### Your task
Transcribe all the records exactly and omit any images they hold.

[Stored items from a collection]
****************************************
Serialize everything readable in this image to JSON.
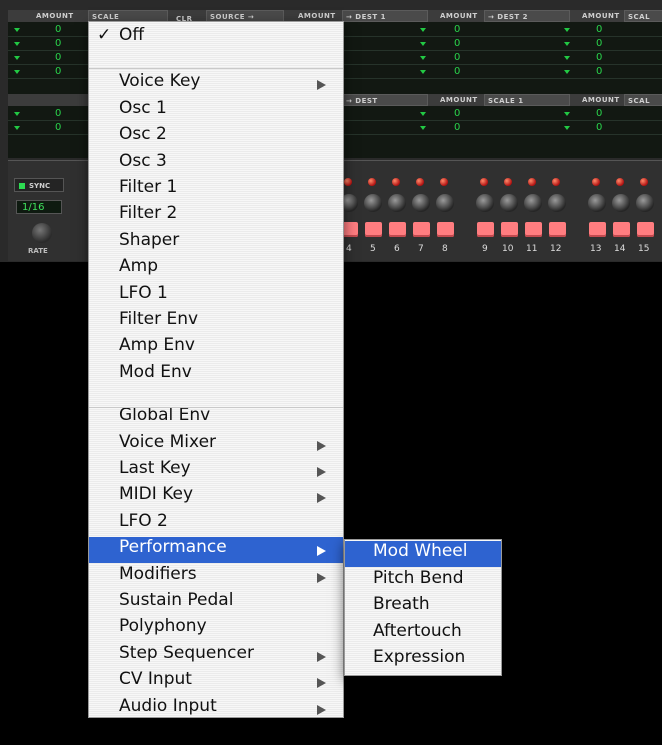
{
  "matrix": {
    "header_top": [
      "AMOUNT",
      "SCALE",
      "CLR",
      "SOURCE →",
      "AMOUNT",
      "→ DEST 1",
      "AMOUNT",
      "→ DEST 2",
      "AMOUNT",
      "SCAL"
    ],
    "header_mid": [
      "→ DEST",
      "AMOUNT",
      "SCALE 1",
      "AMOUNT",
      "SCAL"
    ],
    "zero": "0"
  },
  "lfo": {
    "sync_label": "SYNC",
    "rate_value": "1/16",
    "rate_label": "RATE"
  },
  "step_numbers": [
    "4",
    "5",
    "6",
    "7",
    "8",
    "9",
    "10",
    "11",
    "12",
    "13",
    "14",
    "15"
  ],
  "menu": {
    "selected_item": "Performance",
    "items": [
      {
        "label": "Off",
        "checked": true
      },
      {
        "label": "Voice Key",
        "submenu": true
      },
      {
        "label": "Osc 1"
      },
      {
        "label": "Osc 2"
      },
      {
        "label": "Osc 3"
      },
      {
        "label": "Filter 1"
      },
      {
        "label": "Filter 2"
      },
      {
        "label": "Shaper"
      },
      {
        "label": "Amp"
      },
      {
        "label": "LFO 1"
      },
      {
        "label": "Filter Env"
      },
      {
        "label": "Amp Env"
      },
      {
        "label": "Mod Env"
      },
      {
        "label": "Global Env"
      },
      {
        "label": "Voice Mixer",
        "submenu": true
      },
      {
        "label": "Last Key",
        "submenu": true
      },
      {
        "label": "MIDI Key",
        "submenu": true
      },
      {
        "label": "LFO 2"
      },
      {
        "label": "Performance",
        "submenu": true,
        "selected": true
      },
      {
        "label": "Modifiers",
        "submenu": true
      },
      {
        "label": "Sustain Pedal"
      },
      {
        "label": "Polyphony"
      },
      {
        "label": "Step Sequencer",
        "submenu": true
      },
      {
        "label": "CV Input",
        "submenu": true
      },
      {
        "label": "Audio Input",
        "submenu": true
      }
    ],
    "check_glyph": "✓"
  },
  "submenu": {
    "items": [
      {
        "label": "Mod Wheel",
        "selected": true
      },
      {
        "label": "Pitch Bend"
      },
      {
        "label": "Breath"
      },
      {
        "label": "Aftertouch"
      },
      {
        "label": "Expression"
      }
    ]
  },
  "colors": {
    "selection": "#2e63d0",
    "matrix_text": "#24d24a",
    "pad": "#ff7d80"
  }
}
****************************************
### Exercise result
Serialize everything readable in this image to JSON.
{
  "matrix": {
    "header_top": [
      "AMOUNT",
      "SCALE",
      "CLR",
      "SOURCE →",
      "AMOUNT",
      "→ DEST 1",
      "AMOUNT",
      "→ DEST 2",
      "AMOUNT",
      "SCAL"
    ],
    "header_mid": [
      "→ DEST",
      "AMOUNT",
      "SCALE 1",
      "AMOUNT",
      "SCAL"
    ],
    "zero": "0"
  },
  "lfo": {
    "sync_label": "SYNC",
    "rate_value": "1/16",
    "rate_label": "RATE"
  },
  "step_numbers": [
    "4",
    "5",
    "6",
    "7",
    "8",
    "9",
    "10",
    "11",
    "12",
    "13",
    "14",
    "15"
  ],
  "menu": {
    "selected_item": "Performance",
    "items": [
      {
        "label": "Off",
        "checked": true
      },
      {
        "label": "Voice Key",
        "submenu": true
      },
      {
        "label": "Osc 1"
      },
      {
        "label": "Osc 2"
      },
      {
        "label": "Osc 3"
      },
      {
        "label": "Filter 1"
      },
      {
        "label": "Filter 2"
      },
      {
        "label": "Shaper"
      },
      {
        "label": "Amp"
      },
      {
        "label": "LFO 1"
      },
      {
        "label": "Filter Env"
      },
      {
        "label": "Amp Env"
      },
      {
        "label": "Mod Env"
      },
      {
        "label": "Global Env"
      },
      {
        "label": "Voice Mixer",
        "submenu": true
      },
      {
        "label": "Last Key",
        "submenu": true
      },
      {
        "label": "MIDI Key",
        "submenu": true
      },
      {
        "label": "LFO 2"
      },
      {
        "label": "Performance",
        "submenu": true,
        "selected": true
      },
      {
        "label": "Modifiers",
        "submenu": true
      },
      {
        "label": "Sustain Pedal"
      },
      {
        "label": "Polyphony"
      },
      {
        "label": "Step Sequencer",
        "submenu": true
      },
      {
        "label": "CV Input",
        "submenu": true
      },
      {
        "label": "Audio Input",
        "submenu": true
      }
    ],
    "check_glyph": "✓"
  },
  "submenu": {
    "items": [
      {
        "label": "Mod Wheel",
        "selected": true
      },
      {
        "label": "Pitch Bend"
      },
      {
        "label": "Breath"
      },
      {
        "label": "Aftertouch"
      },
      {
        "label": "Expression"
      }
    ]
  },
  "colors": {
    "selection": "#2e63d0",
    "matrix_text": "#24d24a",
    "pad": "#ff7d80"
  }
}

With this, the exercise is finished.